--- START ---

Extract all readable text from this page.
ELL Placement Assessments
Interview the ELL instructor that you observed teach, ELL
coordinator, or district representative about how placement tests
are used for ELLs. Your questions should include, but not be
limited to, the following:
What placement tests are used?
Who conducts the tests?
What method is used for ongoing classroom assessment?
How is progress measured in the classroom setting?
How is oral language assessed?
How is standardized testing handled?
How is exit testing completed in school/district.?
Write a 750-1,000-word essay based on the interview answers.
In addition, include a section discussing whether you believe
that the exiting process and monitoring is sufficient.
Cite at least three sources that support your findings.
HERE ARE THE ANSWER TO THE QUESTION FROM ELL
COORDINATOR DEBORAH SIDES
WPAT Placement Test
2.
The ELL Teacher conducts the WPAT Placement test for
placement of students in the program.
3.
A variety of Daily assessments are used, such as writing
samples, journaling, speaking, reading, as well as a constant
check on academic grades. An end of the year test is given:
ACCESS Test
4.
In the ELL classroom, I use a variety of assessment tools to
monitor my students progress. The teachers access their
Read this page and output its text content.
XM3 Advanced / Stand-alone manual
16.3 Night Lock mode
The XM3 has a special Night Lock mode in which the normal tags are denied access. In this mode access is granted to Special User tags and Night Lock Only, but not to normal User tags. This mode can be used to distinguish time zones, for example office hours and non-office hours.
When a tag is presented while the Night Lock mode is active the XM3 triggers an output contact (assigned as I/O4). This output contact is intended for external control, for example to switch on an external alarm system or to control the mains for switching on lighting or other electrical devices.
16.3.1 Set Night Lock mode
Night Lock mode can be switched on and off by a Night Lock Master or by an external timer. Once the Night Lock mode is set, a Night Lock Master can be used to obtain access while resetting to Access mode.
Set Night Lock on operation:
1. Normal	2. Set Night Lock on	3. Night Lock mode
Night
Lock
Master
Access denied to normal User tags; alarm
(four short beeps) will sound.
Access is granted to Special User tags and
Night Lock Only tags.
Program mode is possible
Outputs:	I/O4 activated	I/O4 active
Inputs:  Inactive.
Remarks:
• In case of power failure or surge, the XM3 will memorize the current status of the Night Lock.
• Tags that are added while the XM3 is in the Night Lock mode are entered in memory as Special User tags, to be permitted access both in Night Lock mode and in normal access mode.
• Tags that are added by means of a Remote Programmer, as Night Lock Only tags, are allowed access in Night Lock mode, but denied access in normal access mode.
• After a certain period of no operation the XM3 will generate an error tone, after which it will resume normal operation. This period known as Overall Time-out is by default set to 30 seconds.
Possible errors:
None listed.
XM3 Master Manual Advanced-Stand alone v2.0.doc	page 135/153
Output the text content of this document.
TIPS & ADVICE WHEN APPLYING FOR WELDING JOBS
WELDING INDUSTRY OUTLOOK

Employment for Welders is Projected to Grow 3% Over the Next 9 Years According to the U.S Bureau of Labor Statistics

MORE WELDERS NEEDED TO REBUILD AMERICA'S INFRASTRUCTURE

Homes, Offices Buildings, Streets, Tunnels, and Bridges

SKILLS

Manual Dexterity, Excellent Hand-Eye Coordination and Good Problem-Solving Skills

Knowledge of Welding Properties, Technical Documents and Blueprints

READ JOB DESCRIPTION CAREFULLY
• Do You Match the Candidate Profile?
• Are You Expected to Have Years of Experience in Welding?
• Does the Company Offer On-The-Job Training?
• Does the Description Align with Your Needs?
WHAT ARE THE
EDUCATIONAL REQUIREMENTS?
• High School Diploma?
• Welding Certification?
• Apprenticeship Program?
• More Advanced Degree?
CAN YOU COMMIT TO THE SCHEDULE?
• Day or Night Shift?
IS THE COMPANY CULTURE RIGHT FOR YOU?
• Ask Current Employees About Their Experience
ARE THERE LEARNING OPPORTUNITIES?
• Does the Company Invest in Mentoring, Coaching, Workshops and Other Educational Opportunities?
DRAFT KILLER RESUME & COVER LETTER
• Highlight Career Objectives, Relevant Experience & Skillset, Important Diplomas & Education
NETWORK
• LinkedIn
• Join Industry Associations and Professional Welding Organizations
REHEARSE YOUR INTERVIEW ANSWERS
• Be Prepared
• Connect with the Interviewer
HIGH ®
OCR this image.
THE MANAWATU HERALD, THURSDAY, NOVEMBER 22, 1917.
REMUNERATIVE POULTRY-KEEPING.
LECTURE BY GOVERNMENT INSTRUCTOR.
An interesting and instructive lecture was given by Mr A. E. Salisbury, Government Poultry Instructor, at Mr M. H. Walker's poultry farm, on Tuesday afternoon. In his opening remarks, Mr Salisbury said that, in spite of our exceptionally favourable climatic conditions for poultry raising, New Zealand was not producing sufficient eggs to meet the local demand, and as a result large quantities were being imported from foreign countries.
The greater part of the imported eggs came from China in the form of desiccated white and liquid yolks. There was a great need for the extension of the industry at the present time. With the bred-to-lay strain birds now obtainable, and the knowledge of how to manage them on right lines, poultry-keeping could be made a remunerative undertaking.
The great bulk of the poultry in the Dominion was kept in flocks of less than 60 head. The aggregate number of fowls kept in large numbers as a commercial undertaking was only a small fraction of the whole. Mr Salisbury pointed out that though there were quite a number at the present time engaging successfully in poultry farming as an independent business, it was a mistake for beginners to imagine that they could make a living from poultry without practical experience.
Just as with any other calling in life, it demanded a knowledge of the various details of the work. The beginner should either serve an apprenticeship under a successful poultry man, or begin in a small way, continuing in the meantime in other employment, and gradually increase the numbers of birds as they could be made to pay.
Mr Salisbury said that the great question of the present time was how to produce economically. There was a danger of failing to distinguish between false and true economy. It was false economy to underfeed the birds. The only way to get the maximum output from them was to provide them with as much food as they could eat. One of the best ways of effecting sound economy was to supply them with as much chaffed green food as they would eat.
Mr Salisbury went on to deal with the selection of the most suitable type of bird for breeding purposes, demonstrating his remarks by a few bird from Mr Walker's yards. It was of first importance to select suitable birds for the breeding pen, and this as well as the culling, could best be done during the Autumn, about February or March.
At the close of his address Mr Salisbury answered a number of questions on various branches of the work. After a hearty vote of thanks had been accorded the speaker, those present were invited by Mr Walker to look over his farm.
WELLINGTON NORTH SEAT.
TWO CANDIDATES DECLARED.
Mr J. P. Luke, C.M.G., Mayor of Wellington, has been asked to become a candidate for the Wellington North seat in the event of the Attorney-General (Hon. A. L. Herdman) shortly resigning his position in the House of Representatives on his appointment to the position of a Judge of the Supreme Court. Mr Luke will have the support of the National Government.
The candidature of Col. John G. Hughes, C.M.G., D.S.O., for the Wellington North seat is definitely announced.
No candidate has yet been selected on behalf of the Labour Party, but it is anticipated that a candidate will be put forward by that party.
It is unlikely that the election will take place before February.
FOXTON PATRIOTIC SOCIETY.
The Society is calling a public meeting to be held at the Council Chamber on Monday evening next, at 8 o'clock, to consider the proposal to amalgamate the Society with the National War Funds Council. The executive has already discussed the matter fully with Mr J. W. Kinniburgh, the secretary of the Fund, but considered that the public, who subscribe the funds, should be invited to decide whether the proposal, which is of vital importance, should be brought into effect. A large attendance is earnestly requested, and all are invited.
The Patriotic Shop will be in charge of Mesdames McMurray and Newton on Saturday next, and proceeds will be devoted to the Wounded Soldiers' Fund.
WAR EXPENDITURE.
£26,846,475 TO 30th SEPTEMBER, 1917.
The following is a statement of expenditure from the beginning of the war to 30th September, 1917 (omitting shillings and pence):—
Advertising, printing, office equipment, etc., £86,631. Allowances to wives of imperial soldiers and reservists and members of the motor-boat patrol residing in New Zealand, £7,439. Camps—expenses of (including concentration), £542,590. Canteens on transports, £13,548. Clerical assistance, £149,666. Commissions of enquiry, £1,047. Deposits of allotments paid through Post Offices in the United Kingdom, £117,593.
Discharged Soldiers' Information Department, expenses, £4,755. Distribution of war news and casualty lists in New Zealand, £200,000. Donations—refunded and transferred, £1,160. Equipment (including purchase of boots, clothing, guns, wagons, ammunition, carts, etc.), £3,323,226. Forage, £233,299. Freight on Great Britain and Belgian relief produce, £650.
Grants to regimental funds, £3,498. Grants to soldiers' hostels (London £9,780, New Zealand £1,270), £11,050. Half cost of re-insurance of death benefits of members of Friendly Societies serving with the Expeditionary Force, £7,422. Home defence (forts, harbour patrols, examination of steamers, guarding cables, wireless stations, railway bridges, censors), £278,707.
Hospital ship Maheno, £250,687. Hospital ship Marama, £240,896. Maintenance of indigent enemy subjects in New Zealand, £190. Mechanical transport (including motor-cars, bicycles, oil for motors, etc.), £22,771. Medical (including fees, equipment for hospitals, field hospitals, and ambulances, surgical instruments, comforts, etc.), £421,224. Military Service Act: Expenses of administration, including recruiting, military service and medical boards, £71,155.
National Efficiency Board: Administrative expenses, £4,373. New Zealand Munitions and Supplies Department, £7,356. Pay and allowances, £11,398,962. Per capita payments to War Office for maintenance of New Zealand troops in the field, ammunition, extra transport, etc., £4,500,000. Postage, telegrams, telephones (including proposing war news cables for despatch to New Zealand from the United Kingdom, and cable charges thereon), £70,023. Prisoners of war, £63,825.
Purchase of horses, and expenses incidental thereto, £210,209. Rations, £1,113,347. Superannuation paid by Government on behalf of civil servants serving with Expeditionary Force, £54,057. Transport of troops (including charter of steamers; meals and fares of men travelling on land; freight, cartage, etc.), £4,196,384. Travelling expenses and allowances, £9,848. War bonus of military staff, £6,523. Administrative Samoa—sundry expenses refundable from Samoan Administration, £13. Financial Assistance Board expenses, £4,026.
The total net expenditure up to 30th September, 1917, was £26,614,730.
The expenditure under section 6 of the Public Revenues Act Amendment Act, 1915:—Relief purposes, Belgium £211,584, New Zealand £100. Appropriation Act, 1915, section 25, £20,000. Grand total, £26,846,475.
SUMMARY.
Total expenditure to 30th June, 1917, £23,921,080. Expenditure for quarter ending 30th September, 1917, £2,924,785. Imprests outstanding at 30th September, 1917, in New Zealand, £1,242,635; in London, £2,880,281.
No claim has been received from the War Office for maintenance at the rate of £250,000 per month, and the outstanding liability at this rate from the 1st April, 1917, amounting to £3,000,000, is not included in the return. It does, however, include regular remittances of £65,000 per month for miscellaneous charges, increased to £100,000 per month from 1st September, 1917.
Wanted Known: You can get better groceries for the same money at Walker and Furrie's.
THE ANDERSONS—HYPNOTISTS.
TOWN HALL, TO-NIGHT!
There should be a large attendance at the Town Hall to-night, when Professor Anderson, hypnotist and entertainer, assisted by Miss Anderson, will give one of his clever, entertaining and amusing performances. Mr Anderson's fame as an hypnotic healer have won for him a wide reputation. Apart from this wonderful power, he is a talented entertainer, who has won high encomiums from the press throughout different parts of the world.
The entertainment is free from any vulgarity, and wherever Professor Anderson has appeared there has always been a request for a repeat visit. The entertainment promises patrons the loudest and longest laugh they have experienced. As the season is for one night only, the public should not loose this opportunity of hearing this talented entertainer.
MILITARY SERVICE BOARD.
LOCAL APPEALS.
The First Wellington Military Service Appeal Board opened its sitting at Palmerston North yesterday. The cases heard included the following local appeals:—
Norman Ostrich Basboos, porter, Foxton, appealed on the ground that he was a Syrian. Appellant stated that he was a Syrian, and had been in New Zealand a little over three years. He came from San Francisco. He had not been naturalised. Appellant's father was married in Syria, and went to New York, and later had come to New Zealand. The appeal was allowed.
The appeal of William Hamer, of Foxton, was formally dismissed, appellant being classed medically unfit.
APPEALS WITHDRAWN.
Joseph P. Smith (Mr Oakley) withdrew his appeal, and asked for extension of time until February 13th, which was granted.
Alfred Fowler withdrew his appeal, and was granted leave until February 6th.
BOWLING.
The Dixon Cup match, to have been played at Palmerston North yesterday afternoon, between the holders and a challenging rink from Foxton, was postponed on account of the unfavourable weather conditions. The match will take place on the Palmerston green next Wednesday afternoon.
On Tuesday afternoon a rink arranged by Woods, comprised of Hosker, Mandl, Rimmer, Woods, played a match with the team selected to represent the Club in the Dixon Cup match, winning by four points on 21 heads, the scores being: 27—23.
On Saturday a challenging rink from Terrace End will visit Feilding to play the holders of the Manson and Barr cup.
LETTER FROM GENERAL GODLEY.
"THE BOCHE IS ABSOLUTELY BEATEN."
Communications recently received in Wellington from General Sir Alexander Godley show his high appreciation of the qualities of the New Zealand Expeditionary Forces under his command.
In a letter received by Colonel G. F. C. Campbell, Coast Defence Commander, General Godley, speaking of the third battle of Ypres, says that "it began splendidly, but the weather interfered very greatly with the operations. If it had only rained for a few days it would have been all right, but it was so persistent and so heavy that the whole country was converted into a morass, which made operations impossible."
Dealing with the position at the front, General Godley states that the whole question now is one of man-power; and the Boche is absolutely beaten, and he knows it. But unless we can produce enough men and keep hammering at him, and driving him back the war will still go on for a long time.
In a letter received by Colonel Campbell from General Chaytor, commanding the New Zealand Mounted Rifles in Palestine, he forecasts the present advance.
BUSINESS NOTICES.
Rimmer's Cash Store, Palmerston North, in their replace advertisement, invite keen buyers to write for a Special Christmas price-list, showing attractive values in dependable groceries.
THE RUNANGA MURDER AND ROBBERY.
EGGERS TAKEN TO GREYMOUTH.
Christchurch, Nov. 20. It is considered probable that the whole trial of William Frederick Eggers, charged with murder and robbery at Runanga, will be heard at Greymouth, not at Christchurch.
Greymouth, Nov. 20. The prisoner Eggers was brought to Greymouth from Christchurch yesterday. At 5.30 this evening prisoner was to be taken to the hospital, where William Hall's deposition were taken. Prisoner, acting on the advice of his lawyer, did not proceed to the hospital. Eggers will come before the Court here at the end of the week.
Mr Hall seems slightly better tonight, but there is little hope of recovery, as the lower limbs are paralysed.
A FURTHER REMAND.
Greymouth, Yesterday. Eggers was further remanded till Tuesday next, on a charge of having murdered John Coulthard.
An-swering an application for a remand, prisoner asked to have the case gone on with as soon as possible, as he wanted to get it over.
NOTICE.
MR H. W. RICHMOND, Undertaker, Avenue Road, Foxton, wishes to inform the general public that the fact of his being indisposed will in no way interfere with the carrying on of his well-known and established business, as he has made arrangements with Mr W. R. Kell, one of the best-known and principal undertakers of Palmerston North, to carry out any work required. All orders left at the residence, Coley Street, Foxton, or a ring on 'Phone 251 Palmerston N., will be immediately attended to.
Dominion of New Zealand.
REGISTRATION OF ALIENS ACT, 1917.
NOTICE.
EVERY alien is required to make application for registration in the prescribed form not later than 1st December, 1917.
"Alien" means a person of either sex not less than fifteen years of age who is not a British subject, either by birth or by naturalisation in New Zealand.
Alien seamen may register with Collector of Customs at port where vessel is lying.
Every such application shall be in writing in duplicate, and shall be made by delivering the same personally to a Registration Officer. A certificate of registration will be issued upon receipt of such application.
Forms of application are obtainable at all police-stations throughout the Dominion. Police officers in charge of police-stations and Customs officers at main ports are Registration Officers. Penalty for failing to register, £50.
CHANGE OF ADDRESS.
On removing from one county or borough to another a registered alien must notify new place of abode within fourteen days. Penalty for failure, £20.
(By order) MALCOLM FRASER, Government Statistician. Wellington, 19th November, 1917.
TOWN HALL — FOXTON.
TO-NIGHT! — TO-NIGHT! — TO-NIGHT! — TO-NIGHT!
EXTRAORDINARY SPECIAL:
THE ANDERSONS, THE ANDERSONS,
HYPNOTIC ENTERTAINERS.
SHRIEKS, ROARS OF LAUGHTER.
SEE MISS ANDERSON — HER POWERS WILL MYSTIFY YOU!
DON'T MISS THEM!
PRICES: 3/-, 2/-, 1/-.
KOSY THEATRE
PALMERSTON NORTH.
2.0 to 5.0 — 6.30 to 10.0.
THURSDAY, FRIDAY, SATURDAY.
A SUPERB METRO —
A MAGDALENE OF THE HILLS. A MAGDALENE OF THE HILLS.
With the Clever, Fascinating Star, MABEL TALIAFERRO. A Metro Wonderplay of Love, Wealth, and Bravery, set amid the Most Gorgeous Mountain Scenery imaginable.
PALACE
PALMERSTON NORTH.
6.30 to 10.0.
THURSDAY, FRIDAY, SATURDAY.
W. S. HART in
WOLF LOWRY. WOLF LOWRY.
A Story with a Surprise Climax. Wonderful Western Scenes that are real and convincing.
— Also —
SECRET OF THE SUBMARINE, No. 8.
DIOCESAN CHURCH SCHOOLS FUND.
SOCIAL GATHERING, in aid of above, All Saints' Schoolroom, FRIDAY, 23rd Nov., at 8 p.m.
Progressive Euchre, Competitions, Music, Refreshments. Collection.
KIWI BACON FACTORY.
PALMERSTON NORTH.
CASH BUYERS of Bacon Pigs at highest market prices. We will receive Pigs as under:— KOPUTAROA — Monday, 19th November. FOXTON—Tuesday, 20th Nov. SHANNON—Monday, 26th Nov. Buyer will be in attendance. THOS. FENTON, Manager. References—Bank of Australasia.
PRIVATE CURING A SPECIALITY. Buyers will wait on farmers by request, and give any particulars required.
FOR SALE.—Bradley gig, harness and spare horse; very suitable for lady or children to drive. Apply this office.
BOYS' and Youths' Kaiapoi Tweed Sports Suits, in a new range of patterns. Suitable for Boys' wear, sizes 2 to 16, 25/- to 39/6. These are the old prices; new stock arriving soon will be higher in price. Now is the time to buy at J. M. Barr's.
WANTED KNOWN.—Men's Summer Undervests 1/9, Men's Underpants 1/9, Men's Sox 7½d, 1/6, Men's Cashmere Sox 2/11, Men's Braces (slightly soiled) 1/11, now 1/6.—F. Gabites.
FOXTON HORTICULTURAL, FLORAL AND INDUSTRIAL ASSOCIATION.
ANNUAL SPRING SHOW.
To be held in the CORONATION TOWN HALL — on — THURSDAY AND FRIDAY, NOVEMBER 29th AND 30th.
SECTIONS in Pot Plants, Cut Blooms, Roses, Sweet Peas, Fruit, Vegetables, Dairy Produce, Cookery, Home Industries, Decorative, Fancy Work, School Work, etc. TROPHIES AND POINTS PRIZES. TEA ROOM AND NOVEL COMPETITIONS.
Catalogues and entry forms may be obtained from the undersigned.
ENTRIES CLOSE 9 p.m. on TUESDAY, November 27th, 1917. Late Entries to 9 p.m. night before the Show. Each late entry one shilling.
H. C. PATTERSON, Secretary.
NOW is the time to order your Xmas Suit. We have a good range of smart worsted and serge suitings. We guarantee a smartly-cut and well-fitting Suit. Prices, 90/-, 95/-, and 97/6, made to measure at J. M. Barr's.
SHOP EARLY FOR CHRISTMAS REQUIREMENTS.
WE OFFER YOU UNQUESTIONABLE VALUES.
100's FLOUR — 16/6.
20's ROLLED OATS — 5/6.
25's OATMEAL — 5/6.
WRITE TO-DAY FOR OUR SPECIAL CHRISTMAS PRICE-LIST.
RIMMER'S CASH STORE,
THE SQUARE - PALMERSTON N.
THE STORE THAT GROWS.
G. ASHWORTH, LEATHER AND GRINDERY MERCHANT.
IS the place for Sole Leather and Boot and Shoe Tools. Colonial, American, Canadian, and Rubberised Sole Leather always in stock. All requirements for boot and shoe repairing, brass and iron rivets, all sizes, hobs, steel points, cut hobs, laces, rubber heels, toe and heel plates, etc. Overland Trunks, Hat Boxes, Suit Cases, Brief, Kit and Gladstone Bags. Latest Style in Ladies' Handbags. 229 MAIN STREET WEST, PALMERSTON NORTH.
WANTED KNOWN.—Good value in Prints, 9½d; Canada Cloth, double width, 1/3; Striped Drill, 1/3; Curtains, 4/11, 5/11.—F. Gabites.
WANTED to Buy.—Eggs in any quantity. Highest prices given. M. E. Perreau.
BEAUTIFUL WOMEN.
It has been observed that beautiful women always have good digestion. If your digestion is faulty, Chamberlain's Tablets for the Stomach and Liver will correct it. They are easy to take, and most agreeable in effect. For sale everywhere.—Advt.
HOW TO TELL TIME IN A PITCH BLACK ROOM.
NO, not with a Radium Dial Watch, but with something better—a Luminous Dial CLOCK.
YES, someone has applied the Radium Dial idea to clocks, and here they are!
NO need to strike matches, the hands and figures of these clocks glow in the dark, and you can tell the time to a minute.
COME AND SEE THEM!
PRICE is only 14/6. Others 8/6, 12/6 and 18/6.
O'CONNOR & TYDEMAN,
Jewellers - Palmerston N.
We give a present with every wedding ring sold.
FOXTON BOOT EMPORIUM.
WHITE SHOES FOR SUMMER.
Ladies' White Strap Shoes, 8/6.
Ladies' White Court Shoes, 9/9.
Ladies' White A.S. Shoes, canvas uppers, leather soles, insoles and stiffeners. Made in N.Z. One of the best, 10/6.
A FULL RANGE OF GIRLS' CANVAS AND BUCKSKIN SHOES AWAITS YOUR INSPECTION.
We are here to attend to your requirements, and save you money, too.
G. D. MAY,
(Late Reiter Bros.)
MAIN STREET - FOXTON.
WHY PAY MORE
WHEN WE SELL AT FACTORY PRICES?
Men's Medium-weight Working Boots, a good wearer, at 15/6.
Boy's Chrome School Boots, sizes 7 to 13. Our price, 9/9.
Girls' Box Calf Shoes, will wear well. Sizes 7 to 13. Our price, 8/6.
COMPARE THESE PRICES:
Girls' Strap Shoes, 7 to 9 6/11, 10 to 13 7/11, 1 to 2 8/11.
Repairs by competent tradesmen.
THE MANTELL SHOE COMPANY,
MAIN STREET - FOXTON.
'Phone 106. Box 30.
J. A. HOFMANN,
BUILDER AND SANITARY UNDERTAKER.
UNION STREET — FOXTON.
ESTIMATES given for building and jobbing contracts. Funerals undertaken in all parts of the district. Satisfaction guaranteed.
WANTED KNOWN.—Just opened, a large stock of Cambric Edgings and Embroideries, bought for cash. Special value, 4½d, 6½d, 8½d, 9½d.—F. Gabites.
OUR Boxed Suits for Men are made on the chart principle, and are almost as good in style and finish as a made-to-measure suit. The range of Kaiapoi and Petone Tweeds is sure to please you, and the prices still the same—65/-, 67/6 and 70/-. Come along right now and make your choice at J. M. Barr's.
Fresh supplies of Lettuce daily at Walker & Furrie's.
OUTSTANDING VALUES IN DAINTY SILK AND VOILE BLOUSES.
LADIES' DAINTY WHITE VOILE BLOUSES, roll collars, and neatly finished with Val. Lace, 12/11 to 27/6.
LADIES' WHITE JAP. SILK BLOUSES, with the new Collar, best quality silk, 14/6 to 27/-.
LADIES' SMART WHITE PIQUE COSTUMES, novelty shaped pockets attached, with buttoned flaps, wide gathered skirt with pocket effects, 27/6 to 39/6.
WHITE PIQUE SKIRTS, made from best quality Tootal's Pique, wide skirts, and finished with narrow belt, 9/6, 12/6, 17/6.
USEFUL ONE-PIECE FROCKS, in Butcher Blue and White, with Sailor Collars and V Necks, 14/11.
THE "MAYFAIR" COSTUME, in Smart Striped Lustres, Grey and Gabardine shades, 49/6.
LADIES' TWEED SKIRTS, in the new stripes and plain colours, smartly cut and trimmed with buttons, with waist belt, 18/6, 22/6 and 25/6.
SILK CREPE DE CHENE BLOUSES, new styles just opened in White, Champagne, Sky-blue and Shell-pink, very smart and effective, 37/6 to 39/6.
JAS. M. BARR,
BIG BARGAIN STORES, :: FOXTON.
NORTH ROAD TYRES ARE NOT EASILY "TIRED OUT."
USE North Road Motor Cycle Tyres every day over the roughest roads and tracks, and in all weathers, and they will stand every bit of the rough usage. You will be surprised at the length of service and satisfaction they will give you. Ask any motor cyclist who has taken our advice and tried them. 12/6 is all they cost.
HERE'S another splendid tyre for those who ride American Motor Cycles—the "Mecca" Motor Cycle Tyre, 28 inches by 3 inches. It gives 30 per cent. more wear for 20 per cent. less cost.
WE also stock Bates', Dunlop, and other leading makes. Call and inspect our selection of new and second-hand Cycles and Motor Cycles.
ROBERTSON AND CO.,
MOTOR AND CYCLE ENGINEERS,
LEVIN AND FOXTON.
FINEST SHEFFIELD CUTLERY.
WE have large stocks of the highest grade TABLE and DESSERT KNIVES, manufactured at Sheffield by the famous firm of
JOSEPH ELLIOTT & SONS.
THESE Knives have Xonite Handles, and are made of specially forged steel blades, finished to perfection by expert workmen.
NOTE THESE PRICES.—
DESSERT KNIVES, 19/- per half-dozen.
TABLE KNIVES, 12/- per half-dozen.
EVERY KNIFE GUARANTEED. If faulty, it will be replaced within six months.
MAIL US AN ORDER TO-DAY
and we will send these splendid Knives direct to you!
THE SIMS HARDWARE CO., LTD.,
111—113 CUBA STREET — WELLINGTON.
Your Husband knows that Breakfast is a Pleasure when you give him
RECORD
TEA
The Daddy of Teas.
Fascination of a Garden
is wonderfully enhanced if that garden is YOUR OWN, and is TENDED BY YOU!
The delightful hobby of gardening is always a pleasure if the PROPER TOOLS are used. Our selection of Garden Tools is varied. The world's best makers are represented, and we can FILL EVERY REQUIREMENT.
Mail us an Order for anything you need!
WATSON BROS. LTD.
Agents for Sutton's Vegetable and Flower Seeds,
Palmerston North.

--- END ---

- **DO THIS**
Reproduce each line holding the word "which".

- **THE REPLY**
The XM3 has a special Night Lock mode in which the normal tags are denied access. In this mode access is granted to Special User tags and Night Lock Only, but not to normal User tags. This mode can be used to distinguish time zones, for example office hours and non-office hours.
• After a certain period of no operation the XM3 will generate an error tone, after which it will resume normal operation. This period known as Overall Time-out is by default set to 30 seconds.
The Society is calling a public meeting to be held at the Council Chamber on Monday evening next, at 8 o'clock, to consider the proposal to amalgamate the Society with the National War Funds Council. The executive has already discussed the matter fully with Mr J. W. Kinniburgh, the secretary of the Fund, but considered that the public, who subscribe the funds, should be invited to decide whether the proposal, which is of vital importance, should be brought into effect. A large attendance is earnestly requested, and all are invited.
Joseph P. Smith (Mr Oakley) withdrew his appeal, and asked for extension of time until February 13th, which was granted.
In a letter received by Colonel G. F. C. Campbell, Coast Defence Commander, General Godley, speaking of the third battle of Ypres, says that "it began splendidly, but the weather interfered very greatly with the operations. If it had only rained for a few days it would have been all right, but it was so persistent and so heavy that the whole country was converted into a morass, which made operations impossible."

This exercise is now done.